* THE PROBLEM
Write out the data below in full. Keep it exact.

* SUPPLIED RECORDS

┌──

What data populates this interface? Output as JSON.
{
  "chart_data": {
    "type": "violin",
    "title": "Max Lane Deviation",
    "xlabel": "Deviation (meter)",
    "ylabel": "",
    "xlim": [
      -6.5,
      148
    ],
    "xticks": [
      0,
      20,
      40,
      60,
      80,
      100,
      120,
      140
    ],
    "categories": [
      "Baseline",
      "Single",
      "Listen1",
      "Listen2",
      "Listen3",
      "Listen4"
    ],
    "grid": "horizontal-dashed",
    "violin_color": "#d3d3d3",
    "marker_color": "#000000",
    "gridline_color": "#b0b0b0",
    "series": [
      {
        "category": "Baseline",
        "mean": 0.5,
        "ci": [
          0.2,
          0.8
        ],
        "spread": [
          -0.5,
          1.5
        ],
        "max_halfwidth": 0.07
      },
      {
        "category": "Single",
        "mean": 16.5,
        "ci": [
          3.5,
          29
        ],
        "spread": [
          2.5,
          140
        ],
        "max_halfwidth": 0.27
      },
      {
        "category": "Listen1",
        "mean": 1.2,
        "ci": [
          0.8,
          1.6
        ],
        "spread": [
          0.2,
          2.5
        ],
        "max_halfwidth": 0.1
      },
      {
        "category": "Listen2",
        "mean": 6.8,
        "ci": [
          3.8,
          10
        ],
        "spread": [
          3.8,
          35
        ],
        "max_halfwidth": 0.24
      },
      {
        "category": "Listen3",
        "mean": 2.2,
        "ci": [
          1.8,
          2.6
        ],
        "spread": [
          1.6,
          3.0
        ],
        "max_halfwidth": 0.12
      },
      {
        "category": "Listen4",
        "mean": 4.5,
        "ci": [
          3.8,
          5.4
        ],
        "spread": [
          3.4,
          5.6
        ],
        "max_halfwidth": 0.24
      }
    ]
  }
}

└──

* TASK SOLUTION
What data populates this interface? Output as JSON.
{
  "chart_data": {
    "type": "violin",
    "title": "Max Lane Deviation",
    "xlabel": "Deviation (meter)",
    "ylabel": "",
    "xlim": [
      -6.5,
      148
    ],
    "xticks": [
      0,
      20,
      40,
      60,
      80,
      100,
      120,
      140
    ],
    "categories": [
      "Baseline",
      "Single",
      "Listen1",
      "Listen2",
      "Listen3",
      "Listen4"
    ],
    "grid": "horizontal-dashed",
    "violin_color": "#d3d3d3",
    "marker_color": "#000000",
    "gridline_color": "#b0b0b0",
    "series": [
      {
        "category": "Baseline",
        "mean": 0.5,
        "ci": [
          0.2,
          0.8
        ],
        "spread": [
          -0.5,
          1.5
        ],
        "max_halfwidth": 0.07
      },
      {
        "category": "Single",
        "mean": 16.5,
        "ci": [
          3.5,
          29
        ],
        "spread": [
          2.5,
          140
        ],
        "max_halfwidth": 0.27
      },
      {
        "category": "Listen1",
        "mean": 1.2,
        "ci": [
          0.8,
          1.6
        ],
        "spread": [
          0.2,
          2.5
        ],
        "max_halfwidth": 0.1
      },
      {
        "category": "Listen2",
        "mean": 6.8,
        "ci": [
          3.8,
          10
        ],
        "spread": [
          3.8,
          35
        ],
        "max_halfwidth": 0.24
      },
      {
        "category": "Listen3",
        "mean": 2.2,
        "ci": [
          1.8,
          2.6
        ],
        "spread": [
          1.6,
          3.0
        ],
        "max_halfwidth": 0.12
      },
      {
        "category": "Listen4",
        "mean": 4.5,
        "ci": [
          3.8,
          5.4
        ],
        "spread": [
          3.4,
          5.6
        ],
        "max_halfwidth": 0.24
      }
    ]
  }
}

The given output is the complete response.